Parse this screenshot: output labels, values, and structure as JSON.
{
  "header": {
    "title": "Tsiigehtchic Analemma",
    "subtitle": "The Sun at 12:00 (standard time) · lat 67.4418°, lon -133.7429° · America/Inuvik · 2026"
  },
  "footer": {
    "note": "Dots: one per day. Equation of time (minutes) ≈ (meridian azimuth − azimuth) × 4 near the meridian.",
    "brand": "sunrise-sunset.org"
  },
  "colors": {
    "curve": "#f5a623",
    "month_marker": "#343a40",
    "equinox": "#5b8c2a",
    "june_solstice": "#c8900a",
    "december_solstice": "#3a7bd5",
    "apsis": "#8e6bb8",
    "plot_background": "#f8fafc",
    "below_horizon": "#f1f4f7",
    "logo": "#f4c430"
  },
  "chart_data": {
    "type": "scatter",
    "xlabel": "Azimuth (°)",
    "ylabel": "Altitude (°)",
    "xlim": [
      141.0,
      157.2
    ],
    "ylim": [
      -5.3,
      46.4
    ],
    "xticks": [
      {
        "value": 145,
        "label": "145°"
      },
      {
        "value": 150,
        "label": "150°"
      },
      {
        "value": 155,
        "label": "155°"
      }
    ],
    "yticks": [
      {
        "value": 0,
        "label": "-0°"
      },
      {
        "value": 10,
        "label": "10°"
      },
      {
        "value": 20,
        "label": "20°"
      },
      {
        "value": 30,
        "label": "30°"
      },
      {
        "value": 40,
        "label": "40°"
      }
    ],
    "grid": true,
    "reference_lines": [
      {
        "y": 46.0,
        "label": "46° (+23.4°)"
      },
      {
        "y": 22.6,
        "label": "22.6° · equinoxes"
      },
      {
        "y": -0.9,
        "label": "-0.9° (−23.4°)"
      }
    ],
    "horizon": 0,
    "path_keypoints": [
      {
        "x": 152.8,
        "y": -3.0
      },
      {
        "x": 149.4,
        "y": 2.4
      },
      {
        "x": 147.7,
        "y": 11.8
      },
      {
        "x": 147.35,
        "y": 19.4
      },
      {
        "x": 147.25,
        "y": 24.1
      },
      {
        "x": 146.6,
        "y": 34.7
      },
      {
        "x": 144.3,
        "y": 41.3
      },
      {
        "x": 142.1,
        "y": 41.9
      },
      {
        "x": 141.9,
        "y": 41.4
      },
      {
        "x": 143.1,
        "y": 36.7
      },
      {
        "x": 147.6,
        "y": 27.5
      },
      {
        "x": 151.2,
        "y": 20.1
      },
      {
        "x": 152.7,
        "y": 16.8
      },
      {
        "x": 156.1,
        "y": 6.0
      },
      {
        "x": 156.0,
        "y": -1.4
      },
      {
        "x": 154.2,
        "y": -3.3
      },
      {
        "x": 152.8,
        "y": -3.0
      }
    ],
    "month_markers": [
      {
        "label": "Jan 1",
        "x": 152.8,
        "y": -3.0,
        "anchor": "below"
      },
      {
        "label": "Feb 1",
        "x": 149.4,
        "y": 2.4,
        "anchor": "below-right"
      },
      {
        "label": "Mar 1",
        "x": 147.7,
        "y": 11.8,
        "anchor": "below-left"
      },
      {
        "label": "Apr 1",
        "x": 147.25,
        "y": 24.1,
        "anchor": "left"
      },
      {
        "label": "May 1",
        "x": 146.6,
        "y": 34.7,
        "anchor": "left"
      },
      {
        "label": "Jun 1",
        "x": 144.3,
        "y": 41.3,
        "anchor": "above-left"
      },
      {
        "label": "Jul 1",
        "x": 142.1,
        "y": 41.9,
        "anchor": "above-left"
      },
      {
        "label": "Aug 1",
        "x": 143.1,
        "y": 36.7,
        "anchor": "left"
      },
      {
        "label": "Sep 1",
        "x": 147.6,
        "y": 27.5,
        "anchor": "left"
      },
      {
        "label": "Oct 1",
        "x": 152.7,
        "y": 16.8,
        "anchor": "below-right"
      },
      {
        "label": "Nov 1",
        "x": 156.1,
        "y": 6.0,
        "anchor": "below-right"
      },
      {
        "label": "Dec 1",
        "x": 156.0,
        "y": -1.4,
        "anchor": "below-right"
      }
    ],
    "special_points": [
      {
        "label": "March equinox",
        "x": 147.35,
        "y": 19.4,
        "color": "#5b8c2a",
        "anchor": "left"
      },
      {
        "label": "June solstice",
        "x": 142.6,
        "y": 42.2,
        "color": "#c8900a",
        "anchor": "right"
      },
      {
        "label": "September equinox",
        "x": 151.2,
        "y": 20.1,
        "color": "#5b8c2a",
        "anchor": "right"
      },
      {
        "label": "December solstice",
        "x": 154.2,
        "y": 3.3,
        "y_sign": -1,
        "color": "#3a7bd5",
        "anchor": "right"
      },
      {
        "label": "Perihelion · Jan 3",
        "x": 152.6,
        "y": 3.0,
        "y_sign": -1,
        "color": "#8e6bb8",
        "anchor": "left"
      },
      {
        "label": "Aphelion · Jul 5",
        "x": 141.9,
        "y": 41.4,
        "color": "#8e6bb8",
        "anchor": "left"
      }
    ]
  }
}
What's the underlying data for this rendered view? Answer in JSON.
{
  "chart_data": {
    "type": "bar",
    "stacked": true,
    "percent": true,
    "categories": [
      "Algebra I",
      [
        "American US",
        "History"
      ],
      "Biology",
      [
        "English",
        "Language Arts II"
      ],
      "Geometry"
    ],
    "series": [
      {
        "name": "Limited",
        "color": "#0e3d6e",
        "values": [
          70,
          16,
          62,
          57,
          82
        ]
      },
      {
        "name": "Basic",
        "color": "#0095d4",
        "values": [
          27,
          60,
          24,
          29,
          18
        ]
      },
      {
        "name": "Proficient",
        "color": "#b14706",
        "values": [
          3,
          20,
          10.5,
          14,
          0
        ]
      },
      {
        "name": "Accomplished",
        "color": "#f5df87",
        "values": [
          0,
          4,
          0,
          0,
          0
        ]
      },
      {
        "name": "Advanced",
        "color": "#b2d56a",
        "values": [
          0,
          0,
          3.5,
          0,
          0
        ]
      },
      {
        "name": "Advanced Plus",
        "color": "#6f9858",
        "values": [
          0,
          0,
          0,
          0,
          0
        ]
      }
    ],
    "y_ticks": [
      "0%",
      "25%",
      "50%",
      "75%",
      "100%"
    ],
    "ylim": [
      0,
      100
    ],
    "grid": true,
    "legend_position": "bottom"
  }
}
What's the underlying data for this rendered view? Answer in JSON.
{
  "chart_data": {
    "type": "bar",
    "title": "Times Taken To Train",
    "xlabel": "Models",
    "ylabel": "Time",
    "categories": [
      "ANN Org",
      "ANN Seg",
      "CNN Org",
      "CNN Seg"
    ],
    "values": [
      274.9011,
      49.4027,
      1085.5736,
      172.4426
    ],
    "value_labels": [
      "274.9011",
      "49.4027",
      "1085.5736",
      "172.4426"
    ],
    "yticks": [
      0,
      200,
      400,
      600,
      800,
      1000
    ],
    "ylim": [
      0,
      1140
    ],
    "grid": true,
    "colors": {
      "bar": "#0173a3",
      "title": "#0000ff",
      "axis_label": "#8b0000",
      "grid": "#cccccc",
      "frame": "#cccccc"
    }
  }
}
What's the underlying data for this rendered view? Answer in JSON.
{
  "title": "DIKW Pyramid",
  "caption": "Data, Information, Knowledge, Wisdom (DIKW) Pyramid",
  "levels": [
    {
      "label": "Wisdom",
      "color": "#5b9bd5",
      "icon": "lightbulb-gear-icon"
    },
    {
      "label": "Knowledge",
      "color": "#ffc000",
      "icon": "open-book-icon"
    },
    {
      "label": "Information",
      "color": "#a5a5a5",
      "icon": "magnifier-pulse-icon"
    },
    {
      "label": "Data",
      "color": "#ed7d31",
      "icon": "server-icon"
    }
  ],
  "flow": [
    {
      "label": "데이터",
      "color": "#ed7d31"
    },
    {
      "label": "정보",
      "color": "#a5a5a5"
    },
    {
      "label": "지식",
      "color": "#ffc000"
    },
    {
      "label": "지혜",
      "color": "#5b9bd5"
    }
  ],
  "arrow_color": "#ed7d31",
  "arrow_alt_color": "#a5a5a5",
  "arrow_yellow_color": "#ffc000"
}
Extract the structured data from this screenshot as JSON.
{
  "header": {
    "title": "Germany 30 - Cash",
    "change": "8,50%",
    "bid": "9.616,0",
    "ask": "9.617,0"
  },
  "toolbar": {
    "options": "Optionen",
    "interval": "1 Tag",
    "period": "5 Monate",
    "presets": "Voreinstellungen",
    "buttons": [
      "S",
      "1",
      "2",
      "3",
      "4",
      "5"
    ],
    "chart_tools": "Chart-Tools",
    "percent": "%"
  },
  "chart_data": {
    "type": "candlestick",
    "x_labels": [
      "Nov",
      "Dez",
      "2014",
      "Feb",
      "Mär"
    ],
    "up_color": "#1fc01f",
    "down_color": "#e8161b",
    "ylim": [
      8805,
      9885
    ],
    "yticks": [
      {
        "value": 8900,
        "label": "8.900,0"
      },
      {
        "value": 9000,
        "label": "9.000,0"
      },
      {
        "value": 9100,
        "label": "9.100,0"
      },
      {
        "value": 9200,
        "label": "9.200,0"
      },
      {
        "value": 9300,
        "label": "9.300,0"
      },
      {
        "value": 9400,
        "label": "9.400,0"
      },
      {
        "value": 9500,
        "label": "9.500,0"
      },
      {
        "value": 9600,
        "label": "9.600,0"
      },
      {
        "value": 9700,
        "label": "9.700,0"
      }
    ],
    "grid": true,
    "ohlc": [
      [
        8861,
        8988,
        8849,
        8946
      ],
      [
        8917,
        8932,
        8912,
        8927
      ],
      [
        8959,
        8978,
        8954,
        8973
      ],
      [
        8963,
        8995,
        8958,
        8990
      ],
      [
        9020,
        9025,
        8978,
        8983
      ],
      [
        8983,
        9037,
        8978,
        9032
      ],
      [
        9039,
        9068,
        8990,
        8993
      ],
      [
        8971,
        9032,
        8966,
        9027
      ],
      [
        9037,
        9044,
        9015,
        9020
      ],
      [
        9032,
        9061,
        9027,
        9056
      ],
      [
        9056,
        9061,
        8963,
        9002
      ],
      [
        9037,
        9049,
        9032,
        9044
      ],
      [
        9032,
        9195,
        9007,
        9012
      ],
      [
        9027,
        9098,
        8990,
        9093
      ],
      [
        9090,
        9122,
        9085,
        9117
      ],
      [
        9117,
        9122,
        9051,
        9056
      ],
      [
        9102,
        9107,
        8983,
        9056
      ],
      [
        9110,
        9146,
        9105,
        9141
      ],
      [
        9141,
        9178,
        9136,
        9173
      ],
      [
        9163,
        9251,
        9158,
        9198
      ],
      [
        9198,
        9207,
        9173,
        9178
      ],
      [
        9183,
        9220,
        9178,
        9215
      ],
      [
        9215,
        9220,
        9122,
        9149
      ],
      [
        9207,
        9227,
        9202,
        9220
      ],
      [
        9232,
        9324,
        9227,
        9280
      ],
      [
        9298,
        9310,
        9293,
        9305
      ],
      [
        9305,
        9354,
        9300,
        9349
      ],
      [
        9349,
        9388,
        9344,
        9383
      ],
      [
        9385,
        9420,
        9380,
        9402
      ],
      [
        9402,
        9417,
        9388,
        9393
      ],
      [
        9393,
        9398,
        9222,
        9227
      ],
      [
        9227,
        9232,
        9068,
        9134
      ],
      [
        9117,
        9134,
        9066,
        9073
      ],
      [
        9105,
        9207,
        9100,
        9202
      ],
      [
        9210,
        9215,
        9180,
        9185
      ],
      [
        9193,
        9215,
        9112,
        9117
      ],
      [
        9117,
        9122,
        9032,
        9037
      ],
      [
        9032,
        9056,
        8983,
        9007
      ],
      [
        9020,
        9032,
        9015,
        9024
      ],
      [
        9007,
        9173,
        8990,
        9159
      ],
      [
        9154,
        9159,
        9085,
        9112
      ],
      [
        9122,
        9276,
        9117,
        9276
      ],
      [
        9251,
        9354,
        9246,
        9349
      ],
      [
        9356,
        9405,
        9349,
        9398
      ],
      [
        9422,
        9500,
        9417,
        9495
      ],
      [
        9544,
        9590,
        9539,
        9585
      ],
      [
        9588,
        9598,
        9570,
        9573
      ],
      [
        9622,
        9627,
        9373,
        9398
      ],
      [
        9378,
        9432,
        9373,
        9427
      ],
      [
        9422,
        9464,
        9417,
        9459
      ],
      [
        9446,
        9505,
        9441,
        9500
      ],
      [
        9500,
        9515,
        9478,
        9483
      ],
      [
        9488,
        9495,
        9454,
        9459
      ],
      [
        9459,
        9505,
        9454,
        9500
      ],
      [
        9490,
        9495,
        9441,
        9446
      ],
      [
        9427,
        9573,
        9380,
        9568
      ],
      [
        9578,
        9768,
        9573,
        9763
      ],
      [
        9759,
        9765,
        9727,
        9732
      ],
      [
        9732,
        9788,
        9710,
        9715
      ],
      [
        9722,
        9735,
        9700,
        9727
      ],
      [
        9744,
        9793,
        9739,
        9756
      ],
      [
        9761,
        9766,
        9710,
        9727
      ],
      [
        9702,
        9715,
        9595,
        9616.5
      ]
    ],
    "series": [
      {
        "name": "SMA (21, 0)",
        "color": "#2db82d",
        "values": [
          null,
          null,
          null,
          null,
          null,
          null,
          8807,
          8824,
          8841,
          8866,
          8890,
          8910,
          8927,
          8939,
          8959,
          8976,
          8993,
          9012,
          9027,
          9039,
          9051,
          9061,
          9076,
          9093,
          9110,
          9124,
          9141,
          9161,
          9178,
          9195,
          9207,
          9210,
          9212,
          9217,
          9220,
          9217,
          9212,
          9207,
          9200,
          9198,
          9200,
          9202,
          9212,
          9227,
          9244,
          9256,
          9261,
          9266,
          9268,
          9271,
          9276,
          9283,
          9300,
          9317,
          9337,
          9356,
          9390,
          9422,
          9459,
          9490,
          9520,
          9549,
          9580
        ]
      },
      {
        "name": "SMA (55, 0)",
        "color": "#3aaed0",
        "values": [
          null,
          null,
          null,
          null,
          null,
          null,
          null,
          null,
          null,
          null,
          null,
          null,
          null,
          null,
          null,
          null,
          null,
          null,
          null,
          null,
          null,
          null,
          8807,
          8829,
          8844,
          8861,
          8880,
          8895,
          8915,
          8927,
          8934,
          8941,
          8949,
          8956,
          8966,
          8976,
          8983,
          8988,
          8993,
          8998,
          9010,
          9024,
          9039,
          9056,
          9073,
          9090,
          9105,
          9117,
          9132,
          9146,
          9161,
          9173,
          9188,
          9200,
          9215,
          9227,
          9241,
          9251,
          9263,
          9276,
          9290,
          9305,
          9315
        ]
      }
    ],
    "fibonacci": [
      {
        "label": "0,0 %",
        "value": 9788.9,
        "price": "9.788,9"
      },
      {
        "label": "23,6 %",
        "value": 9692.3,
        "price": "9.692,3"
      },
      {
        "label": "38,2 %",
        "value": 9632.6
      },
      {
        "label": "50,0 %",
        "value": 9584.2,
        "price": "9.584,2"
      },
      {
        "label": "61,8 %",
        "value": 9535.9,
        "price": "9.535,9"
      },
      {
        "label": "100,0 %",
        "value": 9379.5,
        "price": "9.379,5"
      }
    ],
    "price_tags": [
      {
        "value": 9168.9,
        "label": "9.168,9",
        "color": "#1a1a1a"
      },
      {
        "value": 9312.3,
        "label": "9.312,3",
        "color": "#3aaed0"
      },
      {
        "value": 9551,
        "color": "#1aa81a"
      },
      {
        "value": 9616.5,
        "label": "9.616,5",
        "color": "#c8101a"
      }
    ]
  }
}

▬▬▬▬▬▬

### To do
Provide the number of lines in these entries that hold the word "Wisdom", without any accompanying text.

### Exercise result
2